▶ **STATED EXERCISE**:
Each line of the data that includes the string "JSON" is to be copied out.

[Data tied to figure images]
-- BEGIN --

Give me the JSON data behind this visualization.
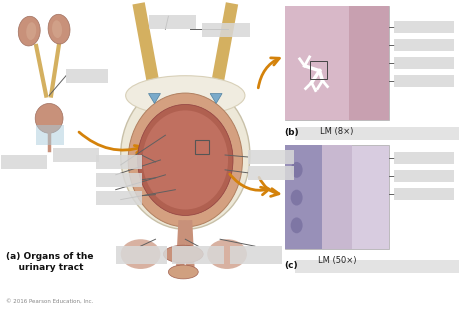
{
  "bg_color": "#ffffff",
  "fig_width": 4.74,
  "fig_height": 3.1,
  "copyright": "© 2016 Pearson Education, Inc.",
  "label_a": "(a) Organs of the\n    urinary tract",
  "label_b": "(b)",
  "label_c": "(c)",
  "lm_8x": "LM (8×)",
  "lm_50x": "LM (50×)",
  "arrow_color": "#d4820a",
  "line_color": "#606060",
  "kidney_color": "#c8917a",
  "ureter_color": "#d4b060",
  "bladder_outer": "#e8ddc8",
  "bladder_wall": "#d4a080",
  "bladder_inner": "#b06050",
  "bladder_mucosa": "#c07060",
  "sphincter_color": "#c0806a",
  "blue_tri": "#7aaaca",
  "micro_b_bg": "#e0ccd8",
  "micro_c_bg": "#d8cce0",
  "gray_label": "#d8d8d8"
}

-- END --
-- BEGIN --

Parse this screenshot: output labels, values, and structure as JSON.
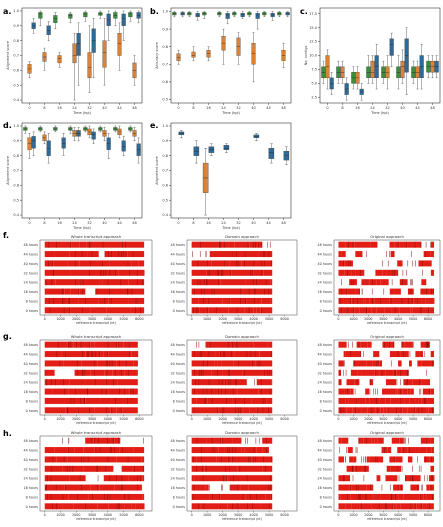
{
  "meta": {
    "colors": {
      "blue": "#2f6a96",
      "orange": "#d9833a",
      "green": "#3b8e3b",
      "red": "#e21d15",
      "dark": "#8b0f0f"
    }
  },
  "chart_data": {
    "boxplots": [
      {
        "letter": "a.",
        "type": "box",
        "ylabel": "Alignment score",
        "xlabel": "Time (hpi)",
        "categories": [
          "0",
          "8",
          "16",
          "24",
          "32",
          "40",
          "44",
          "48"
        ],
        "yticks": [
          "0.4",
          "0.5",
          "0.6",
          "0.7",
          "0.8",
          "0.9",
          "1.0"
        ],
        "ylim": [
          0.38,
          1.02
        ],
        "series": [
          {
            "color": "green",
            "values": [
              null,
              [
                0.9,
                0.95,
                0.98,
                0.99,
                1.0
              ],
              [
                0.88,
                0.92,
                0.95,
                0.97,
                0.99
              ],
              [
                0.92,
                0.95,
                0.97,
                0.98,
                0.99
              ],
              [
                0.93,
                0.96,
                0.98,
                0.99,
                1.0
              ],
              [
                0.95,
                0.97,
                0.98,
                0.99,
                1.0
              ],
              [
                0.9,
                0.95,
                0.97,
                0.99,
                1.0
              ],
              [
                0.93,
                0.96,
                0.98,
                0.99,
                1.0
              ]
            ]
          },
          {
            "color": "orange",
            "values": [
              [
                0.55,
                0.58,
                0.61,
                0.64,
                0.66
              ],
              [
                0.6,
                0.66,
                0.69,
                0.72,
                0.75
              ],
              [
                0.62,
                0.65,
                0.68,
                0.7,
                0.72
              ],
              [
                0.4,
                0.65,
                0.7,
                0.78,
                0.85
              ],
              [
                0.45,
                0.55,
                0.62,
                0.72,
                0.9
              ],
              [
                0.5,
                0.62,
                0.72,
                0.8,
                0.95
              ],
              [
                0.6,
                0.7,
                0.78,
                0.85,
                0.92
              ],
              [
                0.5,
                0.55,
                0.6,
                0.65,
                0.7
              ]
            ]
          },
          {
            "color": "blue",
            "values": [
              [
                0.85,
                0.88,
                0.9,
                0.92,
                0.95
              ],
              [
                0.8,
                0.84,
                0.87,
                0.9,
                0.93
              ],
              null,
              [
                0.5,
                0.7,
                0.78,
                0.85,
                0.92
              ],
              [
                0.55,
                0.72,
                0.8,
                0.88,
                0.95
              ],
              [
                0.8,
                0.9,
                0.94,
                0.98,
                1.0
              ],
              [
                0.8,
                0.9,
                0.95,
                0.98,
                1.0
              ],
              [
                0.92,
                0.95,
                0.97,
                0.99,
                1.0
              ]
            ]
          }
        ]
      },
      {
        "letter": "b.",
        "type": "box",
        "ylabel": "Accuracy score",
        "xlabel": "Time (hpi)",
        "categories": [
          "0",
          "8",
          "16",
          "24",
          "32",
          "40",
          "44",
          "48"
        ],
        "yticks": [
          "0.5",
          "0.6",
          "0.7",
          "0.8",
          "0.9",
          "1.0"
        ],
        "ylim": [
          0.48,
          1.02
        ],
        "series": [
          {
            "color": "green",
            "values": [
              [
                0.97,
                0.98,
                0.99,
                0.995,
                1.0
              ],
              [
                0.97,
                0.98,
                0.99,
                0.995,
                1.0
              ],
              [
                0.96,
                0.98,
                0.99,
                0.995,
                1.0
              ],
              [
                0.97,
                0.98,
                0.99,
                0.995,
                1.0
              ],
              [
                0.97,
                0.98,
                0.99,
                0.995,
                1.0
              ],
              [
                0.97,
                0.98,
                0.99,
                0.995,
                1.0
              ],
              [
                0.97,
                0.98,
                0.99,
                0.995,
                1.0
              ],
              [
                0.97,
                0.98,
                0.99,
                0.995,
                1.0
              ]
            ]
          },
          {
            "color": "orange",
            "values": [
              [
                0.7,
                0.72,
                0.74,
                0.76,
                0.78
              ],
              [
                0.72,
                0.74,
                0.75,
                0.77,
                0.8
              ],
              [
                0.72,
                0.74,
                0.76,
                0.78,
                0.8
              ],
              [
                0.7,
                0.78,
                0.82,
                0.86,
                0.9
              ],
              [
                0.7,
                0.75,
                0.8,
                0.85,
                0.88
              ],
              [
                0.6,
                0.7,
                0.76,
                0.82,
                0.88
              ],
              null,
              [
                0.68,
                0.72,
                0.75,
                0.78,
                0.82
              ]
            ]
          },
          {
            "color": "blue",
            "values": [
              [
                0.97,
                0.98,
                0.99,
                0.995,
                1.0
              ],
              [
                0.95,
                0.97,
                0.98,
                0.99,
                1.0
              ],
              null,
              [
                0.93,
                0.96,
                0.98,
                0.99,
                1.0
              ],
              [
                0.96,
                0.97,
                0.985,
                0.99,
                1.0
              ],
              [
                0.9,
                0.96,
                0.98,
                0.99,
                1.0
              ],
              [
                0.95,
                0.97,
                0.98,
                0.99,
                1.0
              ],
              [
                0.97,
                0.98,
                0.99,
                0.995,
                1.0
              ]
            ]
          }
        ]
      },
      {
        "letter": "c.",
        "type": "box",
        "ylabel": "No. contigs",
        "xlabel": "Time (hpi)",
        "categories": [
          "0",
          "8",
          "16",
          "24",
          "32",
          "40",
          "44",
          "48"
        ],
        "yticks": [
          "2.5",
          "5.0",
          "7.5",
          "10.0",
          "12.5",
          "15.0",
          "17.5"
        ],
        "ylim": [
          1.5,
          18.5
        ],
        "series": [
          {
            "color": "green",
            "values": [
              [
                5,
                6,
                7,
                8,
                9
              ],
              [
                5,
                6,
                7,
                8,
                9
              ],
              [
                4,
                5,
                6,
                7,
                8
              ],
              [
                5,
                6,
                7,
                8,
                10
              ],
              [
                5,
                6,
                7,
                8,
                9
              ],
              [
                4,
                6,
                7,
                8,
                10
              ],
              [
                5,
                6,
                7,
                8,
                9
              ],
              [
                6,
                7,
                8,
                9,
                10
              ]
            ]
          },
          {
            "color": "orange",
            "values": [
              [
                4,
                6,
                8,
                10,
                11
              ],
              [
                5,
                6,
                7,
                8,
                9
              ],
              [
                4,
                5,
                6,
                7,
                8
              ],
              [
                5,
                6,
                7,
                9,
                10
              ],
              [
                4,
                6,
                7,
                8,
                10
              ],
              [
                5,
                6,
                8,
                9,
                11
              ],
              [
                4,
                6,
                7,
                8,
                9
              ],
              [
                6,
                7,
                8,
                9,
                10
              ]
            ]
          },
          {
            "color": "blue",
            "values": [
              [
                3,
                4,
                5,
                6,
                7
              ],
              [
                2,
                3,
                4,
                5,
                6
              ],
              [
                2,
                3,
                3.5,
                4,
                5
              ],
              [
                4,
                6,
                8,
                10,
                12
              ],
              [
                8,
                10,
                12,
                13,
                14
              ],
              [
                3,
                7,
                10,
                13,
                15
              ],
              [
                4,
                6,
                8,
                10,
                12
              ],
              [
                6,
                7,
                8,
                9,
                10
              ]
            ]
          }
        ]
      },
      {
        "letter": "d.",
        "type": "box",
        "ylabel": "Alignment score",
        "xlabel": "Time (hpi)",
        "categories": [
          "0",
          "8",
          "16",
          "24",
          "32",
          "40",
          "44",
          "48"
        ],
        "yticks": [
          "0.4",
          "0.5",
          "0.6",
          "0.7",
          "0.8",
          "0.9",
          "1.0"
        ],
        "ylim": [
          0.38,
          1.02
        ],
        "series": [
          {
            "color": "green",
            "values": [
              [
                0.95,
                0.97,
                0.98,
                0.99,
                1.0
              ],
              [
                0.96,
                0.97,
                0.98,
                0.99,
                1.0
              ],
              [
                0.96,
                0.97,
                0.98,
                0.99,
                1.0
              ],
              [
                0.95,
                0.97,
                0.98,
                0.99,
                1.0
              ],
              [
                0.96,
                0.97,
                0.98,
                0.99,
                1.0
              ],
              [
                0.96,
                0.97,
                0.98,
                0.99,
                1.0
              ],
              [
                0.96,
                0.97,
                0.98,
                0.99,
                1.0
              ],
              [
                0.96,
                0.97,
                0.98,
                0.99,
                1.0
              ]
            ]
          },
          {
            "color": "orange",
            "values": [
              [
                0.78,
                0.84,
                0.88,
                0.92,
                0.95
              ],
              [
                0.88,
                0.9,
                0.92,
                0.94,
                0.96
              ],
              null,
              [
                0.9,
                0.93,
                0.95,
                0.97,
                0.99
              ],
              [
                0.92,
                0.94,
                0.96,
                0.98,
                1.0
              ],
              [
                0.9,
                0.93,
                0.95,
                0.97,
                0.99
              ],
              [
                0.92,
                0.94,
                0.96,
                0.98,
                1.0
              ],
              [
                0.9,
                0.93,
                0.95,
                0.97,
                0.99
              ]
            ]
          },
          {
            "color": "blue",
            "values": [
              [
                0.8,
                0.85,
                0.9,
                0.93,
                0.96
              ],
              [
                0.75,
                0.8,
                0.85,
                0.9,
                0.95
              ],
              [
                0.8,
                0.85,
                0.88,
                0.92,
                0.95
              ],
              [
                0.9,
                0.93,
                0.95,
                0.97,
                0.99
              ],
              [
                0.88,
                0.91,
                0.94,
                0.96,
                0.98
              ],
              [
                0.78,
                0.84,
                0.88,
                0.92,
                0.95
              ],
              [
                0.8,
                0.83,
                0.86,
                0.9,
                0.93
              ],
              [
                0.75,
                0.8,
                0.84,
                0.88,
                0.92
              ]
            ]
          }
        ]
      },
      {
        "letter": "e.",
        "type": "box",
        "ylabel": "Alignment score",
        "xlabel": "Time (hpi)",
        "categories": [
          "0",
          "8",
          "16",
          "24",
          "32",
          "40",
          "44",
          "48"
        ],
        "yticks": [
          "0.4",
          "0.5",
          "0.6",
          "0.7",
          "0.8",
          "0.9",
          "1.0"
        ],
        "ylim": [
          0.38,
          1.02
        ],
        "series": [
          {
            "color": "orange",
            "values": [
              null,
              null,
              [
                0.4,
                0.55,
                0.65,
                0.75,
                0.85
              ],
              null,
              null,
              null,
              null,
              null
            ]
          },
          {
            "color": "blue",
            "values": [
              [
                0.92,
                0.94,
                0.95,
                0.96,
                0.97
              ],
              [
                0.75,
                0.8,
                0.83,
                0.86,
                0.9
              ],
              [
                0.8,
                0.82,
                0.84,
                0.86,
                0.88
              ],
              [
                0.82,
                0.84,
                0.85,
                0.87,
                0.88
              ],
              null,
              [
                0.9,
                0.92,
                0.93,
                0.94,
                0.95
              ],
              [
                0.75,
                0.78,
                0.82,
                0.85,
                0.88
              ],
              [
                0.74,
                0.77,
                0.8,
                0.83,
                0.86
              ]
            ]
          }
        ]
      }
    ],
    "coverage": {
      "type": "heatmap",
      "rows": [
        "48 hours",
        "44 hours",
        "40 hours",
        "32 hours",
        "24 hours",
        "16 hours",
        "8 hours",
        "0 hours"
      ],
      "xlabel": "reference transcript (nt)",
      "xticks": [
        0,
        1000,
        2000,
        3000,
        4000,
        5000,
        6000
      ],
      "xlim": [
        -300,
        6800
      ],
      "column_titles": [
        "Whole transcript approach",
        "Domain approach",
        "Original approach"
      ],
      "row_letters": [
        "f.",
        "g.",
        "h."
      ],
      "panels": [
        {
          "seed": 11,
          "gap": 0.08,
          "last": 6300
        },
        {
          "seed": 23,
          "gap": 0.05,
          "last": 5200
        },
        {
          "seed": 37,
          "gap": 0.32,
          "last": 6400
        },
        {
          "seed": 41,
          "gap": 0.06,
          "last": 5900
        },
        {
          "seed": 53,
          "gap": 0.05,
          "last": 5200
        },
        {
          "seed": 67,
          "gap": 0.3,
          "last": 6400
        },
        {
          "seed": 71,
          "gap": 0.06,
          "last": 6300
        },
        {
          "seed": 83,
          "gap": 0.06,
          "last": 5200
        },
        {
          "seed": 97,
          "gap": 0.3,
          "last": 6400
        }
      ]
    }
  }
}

-- END --
-- BEGIN --

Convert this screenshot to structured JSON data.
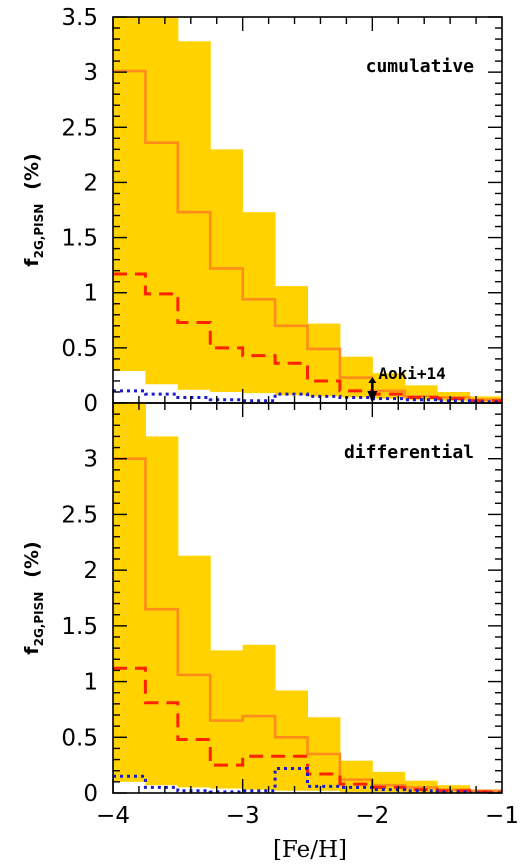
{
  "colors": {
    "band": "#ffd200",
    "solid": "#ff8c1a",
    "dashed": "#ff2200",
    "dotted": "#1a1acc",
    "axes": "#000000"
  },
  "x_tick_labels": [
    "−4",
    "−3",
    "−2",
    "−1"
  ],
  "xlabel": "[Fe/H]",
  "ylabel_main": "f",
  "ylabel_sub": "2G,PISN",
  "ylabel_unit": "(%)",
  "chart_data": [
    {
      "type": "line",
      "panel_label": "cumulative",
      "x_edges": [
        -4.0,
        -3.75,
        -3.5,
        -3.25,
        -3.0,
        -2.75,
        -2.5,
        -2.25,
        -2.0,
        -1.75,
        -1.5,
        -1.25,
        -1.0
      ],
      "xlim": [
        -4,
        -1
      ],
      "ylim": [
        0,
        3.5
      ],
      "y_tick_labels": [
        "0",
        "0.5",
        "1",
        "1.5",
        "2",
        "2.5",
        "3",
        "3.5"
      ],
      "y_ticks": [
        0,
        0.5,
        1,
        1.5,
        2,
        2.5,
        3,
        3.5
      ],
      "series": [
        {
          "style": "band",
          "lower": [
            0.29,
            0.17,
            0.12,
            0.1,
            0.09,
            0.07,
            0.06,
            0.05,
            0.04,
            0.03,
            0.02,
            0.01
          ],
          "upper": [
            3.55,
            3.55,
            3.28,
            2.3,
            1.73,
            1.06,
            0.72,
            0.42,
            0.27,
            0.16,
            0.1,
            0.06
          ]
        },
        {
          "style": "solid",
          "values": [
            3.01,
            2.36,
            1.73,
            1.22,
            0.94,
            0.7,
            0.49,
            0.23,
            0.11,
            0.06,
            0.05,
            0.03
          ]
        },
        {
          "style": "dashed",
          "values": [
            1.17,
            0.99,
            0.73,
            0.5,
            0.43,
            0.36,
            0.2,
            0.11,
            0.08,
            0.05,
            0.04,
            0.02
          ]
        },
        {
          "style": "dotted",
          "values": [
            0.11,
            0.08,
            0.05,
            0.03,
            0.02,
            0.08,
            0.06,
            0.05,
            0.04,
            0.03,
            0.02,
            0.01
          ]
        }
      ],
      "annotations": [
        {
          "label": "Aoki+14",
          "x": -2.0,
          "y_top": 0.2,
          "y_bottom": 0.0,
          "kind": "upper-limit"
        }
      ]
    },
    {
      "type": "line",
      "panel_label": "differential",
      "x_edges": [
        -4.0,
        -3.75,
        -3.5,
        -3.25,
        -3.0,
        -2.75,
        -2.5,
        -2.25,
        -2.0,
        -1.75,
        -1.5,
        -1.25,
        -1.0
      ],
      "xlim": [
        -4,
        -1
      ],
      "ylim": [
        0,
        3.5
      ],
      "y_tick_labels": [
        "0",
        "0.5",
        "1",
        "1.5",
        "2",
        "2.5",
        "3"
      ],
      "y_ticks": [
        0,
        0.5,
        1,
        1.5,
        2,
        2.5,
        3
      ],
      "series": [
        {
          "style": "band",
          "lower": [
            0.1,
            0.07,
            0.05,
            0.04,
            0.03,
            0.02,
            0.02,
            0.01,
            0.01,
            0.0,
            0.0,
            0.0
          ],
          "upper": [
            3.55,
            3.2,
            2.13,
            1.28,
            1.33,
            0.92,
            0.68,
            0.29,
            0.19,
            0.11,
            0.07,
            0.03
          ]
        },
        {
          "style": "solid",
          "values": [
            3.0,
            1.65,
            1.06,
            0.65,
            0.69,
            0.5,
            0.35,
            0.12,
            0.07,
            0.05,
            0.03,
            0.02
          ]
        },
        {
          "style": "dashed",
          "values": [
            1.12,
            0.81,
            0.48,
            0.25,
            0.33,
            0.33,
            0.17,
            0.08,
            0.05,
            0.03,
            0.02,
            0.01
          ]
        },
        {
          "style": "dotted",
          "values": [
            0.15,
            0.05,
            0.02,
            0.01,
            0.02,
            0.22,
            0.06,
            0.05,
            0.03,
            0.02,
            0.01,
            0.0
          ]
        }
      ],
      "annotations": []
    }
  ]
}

-- END --

▶ **RESULT OF THE TASK**:
Give me the JSON data behind this visualization.
Parse this screenshot: output labels, values, and structure as JSON.
Convert this screenshot to structured JSON data.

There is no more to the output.